=== Exercise objective ===
All the data below needs to be retyped exactly as shown.

§ §

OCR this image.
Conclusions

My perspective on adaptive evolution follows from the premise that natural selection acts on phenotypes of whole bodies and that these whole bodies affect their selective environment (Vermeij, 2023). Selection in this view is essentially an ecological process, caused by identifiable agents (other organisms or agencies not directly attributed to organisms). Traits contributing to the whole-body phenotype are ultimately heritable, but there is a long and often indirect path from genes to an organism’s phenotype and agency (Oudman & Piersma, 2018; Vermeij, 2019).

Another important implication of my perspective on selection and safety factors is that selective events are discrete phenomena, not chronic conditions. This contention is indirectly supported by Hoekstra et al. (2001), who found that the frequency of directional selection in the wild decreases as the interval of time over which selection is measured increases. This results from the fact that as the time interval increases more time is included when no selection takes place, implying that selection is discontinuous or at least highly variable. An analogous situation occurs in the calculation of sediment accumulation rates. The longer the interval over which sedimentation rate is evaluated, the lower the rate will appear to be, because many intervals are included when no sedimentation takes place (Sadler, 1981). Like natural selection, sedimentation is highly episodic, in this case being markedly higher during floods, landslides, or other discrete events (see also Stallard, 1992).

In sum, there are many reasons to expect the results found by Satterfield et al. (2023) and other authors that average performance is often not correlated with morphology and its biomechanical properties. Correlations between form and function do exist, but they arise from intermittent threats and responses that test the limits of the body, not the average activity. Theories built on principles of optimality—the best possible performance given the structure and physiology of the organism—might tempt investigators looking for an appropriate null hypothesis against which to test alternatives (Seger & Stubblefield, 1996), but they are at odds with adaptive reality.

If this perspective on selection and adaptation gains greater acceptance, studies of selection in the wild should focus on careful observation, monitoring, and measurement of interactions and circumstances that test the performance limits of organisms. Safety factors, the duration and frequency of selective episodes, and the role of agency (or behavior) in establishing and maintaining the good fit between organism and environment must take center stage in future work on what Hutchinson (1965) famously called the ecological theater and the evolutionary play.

§ §

=== Answer to this task ===
OCR this image.
Conclusions

My perspective on adaptive evolution follows from the premise that natural selection acts on phenotypes of whole bodies and that these whole bodies affect their selective environment (Vermeij, 2023). Selection in this view is essentially an ecological process, caused by identifiable agents (other organisms or agencies not directly attributed to organisms). Traits contributing to the whole-body phenotype are ultimately heritable, but there is a long and often indirect path from genes to an organism’s phenotype and agency (Oudman & Piersma, 2018; Vermeij, 2019).

Another important implication of my perspective on selection and safety factors is that selective events are discrete phenomena, not chronic conditions. This contention is indirectly supported by Hoekstra et al. (2001), who found that the frequency of directional selection in the wild decreases as the interval of time over which selection is measured increases. This results from the fact that as the time interval increases more time is included when no selection takes place, implying that selection is discontinuous or at least highly variable. An analogous situation occurs in the calculation of sediment accumulation rates. The longer the interval over which sedimentation rate is evaluated, the lower the rate will appear to be, because many intervals are included when no sedimentation takes place (Sadler, 1981). Like natural selection, sedimentation is highly episodic, in this case being markedly higher during floods, landslides, or other discrete events (see also Stallard, 1992).

In sum, there are many reasons to expect the results found by Satterfield et al. (2023) and other authors that average performance is often not correlated with morphology and its biomechanical properties. Correlations between form and function do exist, but they arise from intermittent threats and responses that test the limits of the body, not the average activity. Theories built on principles of optimality—the best possible performance given the structure and physiology of the organism—might tempt investigators looking for an appropriate null hypothesis against which to test alternatives (Seger & Stubblefield, 1996), but they are at odds with adaptive reality.

If this perspective on selection and adaptation gains greater acceptance, studies of selection in the wild should focus on careful observation, monitoring, and measurement of interactions and circumstances that test the performance limits of organisms. Safety factors, the duration and frequency of selective episodes, and the role of agency (or behavior) in establishing and maintaining the good fit between organism and environment must take center stage in future work on what Hutchinson (1965) famously called the ecological theater and the evolutionary play.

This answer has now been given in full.